WHAT YOU ARE ASKED TO DO — Going through the material below, please gather all lines with the word "this" in them.

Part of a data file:
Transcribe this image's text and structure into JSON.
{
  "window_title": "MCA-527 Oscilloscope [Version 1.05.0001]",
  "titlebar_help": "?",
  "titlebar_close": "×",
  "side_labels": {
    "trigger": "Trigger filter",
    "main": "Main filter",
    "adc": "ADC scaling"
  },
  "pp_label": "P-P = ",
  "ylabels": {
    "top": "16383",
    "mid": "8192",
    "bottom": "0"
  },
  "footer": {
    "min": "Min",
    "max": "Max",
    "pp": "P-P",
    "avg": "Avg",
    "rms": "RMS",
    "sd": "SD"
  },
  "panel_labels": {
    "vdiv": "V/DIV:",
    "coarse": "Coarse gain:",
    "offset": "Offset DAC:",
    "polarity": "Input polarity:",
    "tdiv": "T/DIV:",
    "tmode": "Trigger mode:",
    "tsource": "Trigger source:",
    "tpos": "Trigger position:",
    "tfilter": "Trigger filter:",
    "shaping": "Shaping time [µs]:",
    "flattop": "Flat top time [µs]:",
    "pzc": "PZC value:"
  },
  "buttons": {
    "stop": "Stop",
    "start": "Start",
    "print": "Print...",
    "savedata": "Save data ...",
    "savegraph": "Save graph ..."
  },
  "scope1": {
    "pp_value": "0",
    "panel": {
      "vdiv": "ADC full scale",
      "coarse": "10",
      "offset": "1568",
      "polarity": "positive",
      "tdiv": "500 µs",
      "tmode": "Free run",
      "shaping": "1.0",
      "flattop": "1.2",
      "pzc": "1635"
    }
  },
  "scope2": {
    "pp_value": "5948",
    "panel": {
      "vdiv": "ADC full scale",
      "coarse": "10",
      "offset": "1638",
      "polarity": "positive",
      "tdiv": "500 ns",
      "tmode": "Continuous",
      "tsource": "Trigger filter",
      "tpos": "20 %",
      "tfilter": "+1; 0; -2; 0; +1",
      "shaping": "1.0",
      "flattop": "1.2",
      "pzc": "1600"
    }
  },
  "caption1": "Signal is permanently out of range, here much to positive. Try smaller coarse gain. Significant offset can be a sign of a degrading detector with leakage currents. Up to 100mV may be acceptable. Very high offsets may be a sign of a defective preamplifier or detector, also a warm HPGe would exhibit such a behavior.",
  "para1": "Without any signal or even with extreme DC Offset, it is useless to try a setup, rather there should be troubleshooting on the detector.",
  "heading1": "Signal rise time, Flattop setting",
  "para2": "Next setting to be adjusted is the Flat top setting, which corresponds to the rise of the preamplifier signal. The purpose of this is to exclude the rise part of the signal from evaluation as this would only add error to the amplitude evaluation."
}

RESPONSE TO THE TASK —
Transcribe this image's text and structure into JSON.
  "para2": "Next setting to be adjusted is the Flat top setting, which corresponds to the rise of the preamplifier signal. The purpose of this is to exclude the rise part of the signal from evaluation as this would only add error to the amplitude evaluation."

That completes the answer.